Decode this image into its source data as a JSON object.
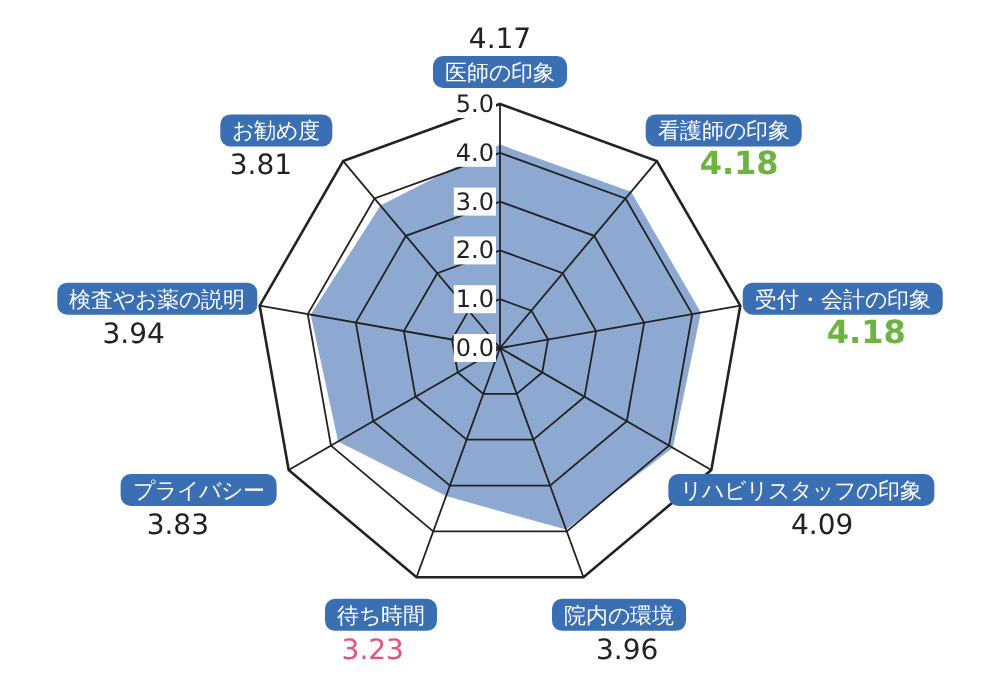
{
  "chart_data": {
    "type": "radar",
    "categories": [
      "医師の印象",
      "看護師の印象",
      "受付・会計の印象",
      "リハビリスタッフの印象",
      "院内の環境",
      "待ち時間",
      "プライバシー",
      "検査やお薬の説明",
      "お勧め度"
    ],
    "series": [
      {
        "color": "#8ea9d1",
        "values": [
          4.17,
          4.18,
          4.18,
          4.09,
          3.96,
          3.23,
          3.83,
          3.94,
          3.81
        ]
      }
    ],
    "ylim": [
      0,
      5
    ],
    "yticks": [
      {
        "value": 0,
        "label": "0.0"
      },
      {
        "value": 1,
        "label": "1.0"
      },
      {
        "value": 2,
        "label": "2.0"
      },
      {
        "value": 3,
        "label": "3.0"
      },
      {
        "value": 4,
        "label": "4.0"
      },
      {
        "value": 5,
        "label": "5.0"
      }
    ],
    "annotations": [
      "4.17",
      "4.18",
      "4.18",
      "4.09",
      "3.96",
      "3.23",
      "3.83",
      "3.94",
      "3.81"
    ]
  }
}
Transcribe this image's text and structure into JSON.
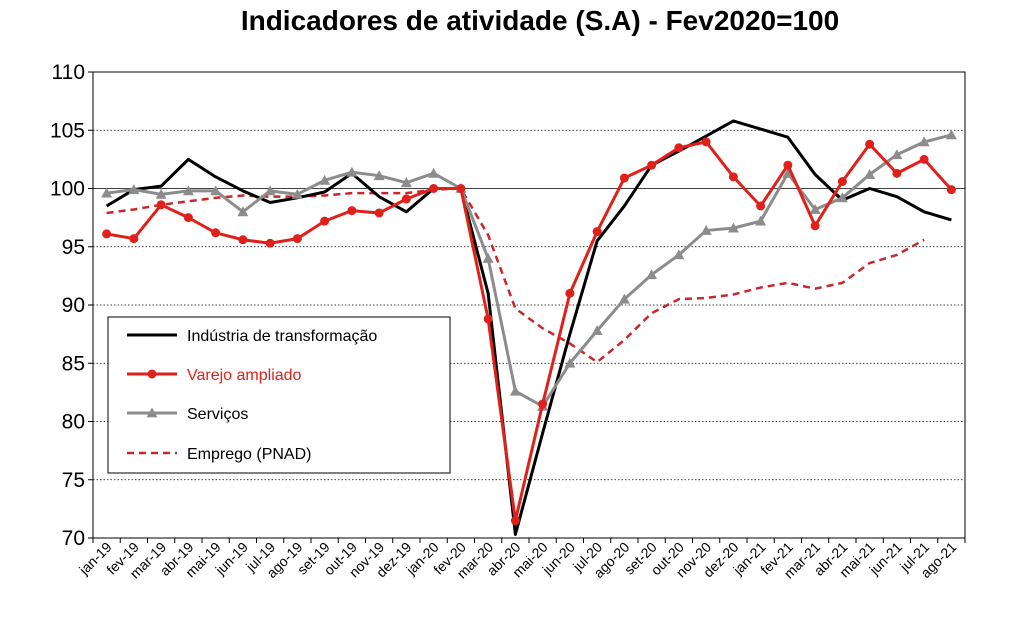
{
  "chart_data": {
    "type": "line",
    "title": "Indicadores de atividade (S.A) - Fev2020=100",
    "xlabel": "",
    "ylabel": "",
    "ylim": [
      70,
      110
    ],
    "yticks": [
      70,
      75,
      80,
      85,
      90,
      95,
      100,
      105,
      110
    ],
    "grid": "horizontal",
    "legend_position": "left",
    "categories": [
      "jan-19",
      "fev-19",
      "mar-19",
      "abr-19",
      "mai-19",
      "jun-19",
      "jul-19",
      "ago-19",
      "set-19",
      "out-19",
      "nov-19",
      "dez-19",
      "jan-20",
      "fev-20",
      "mar-20",
      "abr-20",
      "mai-20",
      "jun-20",
      "jul-20",
      "ago-20",
      "set-20",
      "out-20",
      "nov-20",
      "dez-20",
      "jan-21",
      "fev-21",
      "mar-21",
      "abr-21",
      "mai-21",
      "jun-21",
      "jul-21",
      "ago-21"
    ],
    "series": [
      {
        "name": "Indústria de transformação",
        "color": "#000000",
        "style": "solid",
        "marker": "none",
        "values": [
          98.5,
          99.9,
          100.2,
          102.5,
          101.0,
          99.8,
          98.8,
          99.2,
          99.7,
          101.3,
          99.3,
          98.0,
          100.0,
          100.0,
          91.0,
          70.3,
          79.0,
          87.5,
          95.5,
          98.5,
          102.0,
          103.2,
          104.5,
          105.8,
          105.1,
          104.4,
          101.2,
          99.0,
          100.0,
          99.3,
          98.0,
          97.3
        ]
      },
      {
        "name": "Varejo ampliado",
        "color": "#e0201b",
        "style": "solid",
        "marker": "circle",
        "values": [
          96.1,
          95.7,
          98.6,
          97.5,
          96.2,
          95.6,
          95.3,
          95.7,
          97.2,
          98.1,
          97.9,
          99.1,
          100.0,
          100.0,
          88.8,
          71.5,
          81.5,
          91.0,
          96.3,
          100.9,
          102.0,
          103.5,
          104.0,
          101.0,
          98.5,
          102.0,
          96.8,
          100.6,
          103.8,
          101.3,
          102.5,
          99.9
        ]
      },
      {
        "name": "Serviços",
        "color": "#8c8c8c",
        "style": "solid",
        "marker": "triangle",
        "values": [
          99.6,
          99.9,
          99.5,
          99.8,
          99.8,
          98.0,
          99.8,
          99.5,
          100.7,
          101.4,
          101.1,
          100.5,
          101.3,
          100.0,
          94.0,
          82.6,
          81.3,
          85.0,
          87.8,
          90.5,
          92.6,
          94.3,
          96.4,
          96.6,
          97.2,
          101.3,
          98.2,
          99.2,
          101.2,
          102.9,
          104.0,
          104.6
        ]
      },
      {
        "name": "Emprego (PNAD)",
        "color": "#c8282d",
        "style": "dashed",
        "marker": "none",
        "values": [
          97.9,
          98.2,
          98.6,
          98.9,
          99.2,
          99.4,
          99.3,
          99.3,
          99.4,
          99.6,
          99.6,
          99.6,
          99.9,
          100.0,
          96.0,
          89.7,
          88.0,
          86.7,
          85.1,
          87.0,
          89.3,
          90.5,
          90.6,
          90.9,
          91.5,
          91.9,
          91.4,
          91.9,
          93.6,
          94.3,
          95.6,
          null
        ]
      }
    ]
  }
}
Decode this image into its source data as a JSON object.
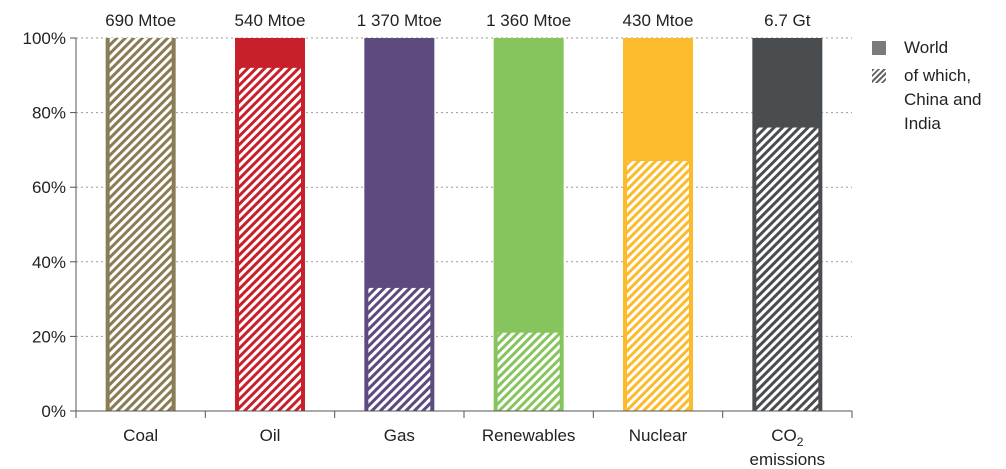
{
  "chart_data": {
    "type": "bar",
    "categories": [
      "Coal",
      "Oil",
      "Gas",
      "Renewables",
      "Nuclear",
      "CO2 emissions"
    ],
    "category_labels": [
      {
        "main": "Coal",
        "sub": "",
        "line2": ""
      },
      {
        "main": "Oil",
        "sub": "",
        "line2": ""
      },
      {
        "main": "Gas",
        "sub": "",
        "line2": ""
      },
      {
        "main": "Renewables",
        "sub": "",
        "line2": ""
      },
      {
        "main": "Nuclear",
        "sub": "",
        "line2": ""
      },
      {
        "main": "CO",
        "sub": "2",
        "line2": "emissions"
      }
    ],
    "totals": [
      "690 Mtoe",
      "540 Mtoe",
      "1 370 Mtoe",
      "1 360 Mtoe",
      "430 Mtoe",
      "6.7 Gt"
    ],
    "series": [
      {
        "name": "World",
        "values": [
          100,
          100,
          100,
          100,
          100,
          100
        ]
      },
      {
        "name": "of which, China and India",
        "values": [
          100,
          92,
          33,
          21,
          67,
          76
        ]
      }
    ],
    "colors": [
      "#8a7d55",
      "#c8202a",
      "#5d4a7e",
      "#86c55e",
      "#fbbb2c",
      "#4a4d50"
    ],
    "y_ticks": [
      "0%",
      "20%",
      "40%",
      "60%",
      "80%",
      "100%"
    ],
    "ylim": [
      0,
      100
    ],
    "grid": true,
    "legend_position": "right",
    "legend": [
      {
        "label": "World",
        "style": "solid"
      },
      {
        "label": "of which, China and India",
        "style": "hatched"
      }
    ]
  }
}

◆ Exercise goal: The records above are to be restated exactly, without their pictures.

◆ Result for this task:
Decode this image into its source data as a JSON object.
{
  "chart_data": {
    "type": "radar",
    "categories": [
      "医師の印象",
      "看護師の印象",
      "受付・会計の印象",
      "リハビリスタッフの印象",
      "院内の環境",
      "待ち時間",
      "プライバシー",
      "検査やお薬の説明",
      "お勧め度"
    ],
    "series": [
      {
        "color": "#8ea9d1",
        "values": [
          4.17,
          4.18,
          4.18,
          4.09,
          3.96,
          3.23,
          3.83,
          3.94,
          3.81
        ]
      }
    ],
    "ylim": [
      0,
      5
    ],
    "yticks": [
      {
        "value": 0,
        "label": "0.0"
      },
      {
        "value": 1,
        "label": "1.0"
      },
      {
        "value": 2,
        "label": "2.0"
      },
      {
        "value": 3,
        "label": "3.0"
      },
      {
        "value": 4,
        "label": "4.0"
      },
      {
        "value": 5,
        "label": "5.0"
      }
    ],
    "annotations": [
      "4.17",
      "4.18",
      "4.18",
      "4.09",
      "3.96",
      "3.23",
      "3.83",
      "3.94",
      "3.81"
    ]
  }
}
Transcribe this image's text and structure into JSON.
{
  "chart_data": {
    "type": "line",
    "title": "Indicadores de atividade (S.A) - Fev2020=100",
    "xlabel": "",
    "ylabel": "",
    "ylim": [
      70,
      110
    ],
    "yticks": [
      70,
      75,
      80,
      85,
      90,
      95,
      100,
      105,
      110
    ],
    "grid": "horizontal",
    "legend_position": "left",
    "categories": [
      "jan-19",
      "fev-19",
      "mar-19",
      "abr-19",
      "mai-19",
      "jun-19",
      "jul-19",
      "ago-19",
      "set-19",
      "out-19",
      "nov-19",
      "dez-19",
      "jan-20",
      "fev-20",
      "mar-20",
      "abr-20",
      "mai-20",
      "jun-20",
      "jul-20",
      "ago-20",
      "set-20",
      "out-20",
      "nov-20",
      "dez-20",
      "jan-21",
      "fev-21",
      "mar-21",
      "abr-21",
      "mai-21",
      "jun-21",
      "jul-21",
      "ago-21"
    ],
    "series": [
      {
        "name": "Indústria de transformação",
        "color": "#000000",
        "style": "solid",
        "marker": "none",
        "values": [
          98.5,
          99.9,
          100.2,
          102.5,
          101.0,
          99.8,
          98.8,
          99.2,
          99.7,
          101.3,
          99.3,
          98.0,
          100.0,
          100.0,
          91.0,
          70.3,
          79.0,
          87.5,
          95.5,
          98.5,
          102.0,
          103.2,
          104.5,
          105.8,
          105.1,
          104.4,
          101.2,
          99.0,
          100.0,
          99.3,
          98.0,
          97.3
        ]
      },
      {
        "name": "Varejo ampliado",
        "color": "#e0201b",
        "style": "solid",
        "marker": "circle",
        "values": [
          96.1,
          95.7,
          98.6,
          97.5,
          96.2,
          95.6,
          95.3,
          95.7,
          97.2,
          98.1,
          97.9,
          99.1,
          100.0,
          100.0,
          88.8,
          71.5,
          81.5,
          91.0,
          96.3,
          100.9,
          102.0,
          103.5,
          104.0,
          101.0,
          98.5,
          102.0,
          96.8,
          100.6,
          103.8,
          101.3,
          102.5,
          99.9
        ]
      },
      {
        "name": "Serviços",
        "color": "#8c8c8c",
        "style": "solid",
        "marker": "triangle",
        "values": [
          99.6,
          99.9,
          99.5,
          99.8,
          99.8,
          98.0,
          99.8,
          99.5,
          100.7,
          101.4,
          101.1,
          100.5,
          101.3,
          100.0,
          94.0,
          82.6,
          81.3,
          85.0,
          87.8,
          90.5,
          92.6,
          94.3,
          96.4,
          96.6,
          97.2,
          101.3,
          98.2,
          99.2,
          101.2,
          102.9,
          104.0,
          104.6
        ]
      },
      {
        "name": "Emprego (PNAD)",
        "color": "#c8282d",
        "style": "dashed",
        "marker": "none",
        "values": [
          97.9,
          98.2,
          98.6,
          98.9,
          99.2,
          99.4,
          99.3,
          99.3,
          99.4,
          99.6,
          99.6,
          99.6,
          99.9,
          100.0,
          96.0,
          89.7,
          88.0,
          86.7,
          85.1,
          87.0,
          89.3,
          90.5,
          90.6,
          90.9,
          91.5,
          91.9,
          91.4,
          91.9,
          93.6,
          94.3,
          95.6,
          null
        ]
      }
    ]
  }
}
Decode this image into its source data as a JSON object.
{
  "chart_data": {
    "type": "bar",
    "categories": [
      "Coal",
      "Oil",
      "Gas",
      "Renewables",
      "Nuclear",
      "CO2 emissions"
    ],
    "category_labels": [
      {
        "main": "Coal",
        "sub": "",
        "line2": ""
      },
      {
        "main": "Oil",
        "sub": "",
        "line2": ""
      },
      {
        "main": "Gas",
        "sub": "",
        "line2": ""
      },
      {
        "main": "Renewables",
        "sub": "",
        "line2": ""
      },
      {
        "main": "Nuclear",
        "sub": "",
        "line2": ""
      },
      {
        "main": "CO",
        "sub": "2",
        "line2": "emissions"
      }
    ],
    "totals": [
      "690 Mtoe",
      "540 Mtoe",
      "1 370 Mtoe",
      "1 360 Mtoe",
      "430 Mtoe",
      "6.7 Gt"
    ],
    "series": [
      {
        "name": "World",
        "values": [
          100,
          100,
          100,
          100,
          100,
          100
        ]
      },
      {
        "name": "of which, China and India",
        "values": [
          100,
          92,
          33,
          21,
          67,
          76
        ]
      }
    ],
    "colors": [
      "#8a7d55",
      "#c8202a",
      "#5d4a7e",
      "#86c55e",
      "#fbbb2c",
      "#4a4d50"
    ],
    "y_ticks": [
      "0%",
      "20%",
      "40%",
      "60%",
      "80%",
      "100%"
    ],
    "ylim": [
      0,
      100
    ],
    "grid": true,
    "legend_position": "right",
    "legend": [
      {
        "label": "World",
        "style": "solid"
      },
      {
        "label": "of which, China and India",
        "style": "hatched"
      }
    ]
  }
}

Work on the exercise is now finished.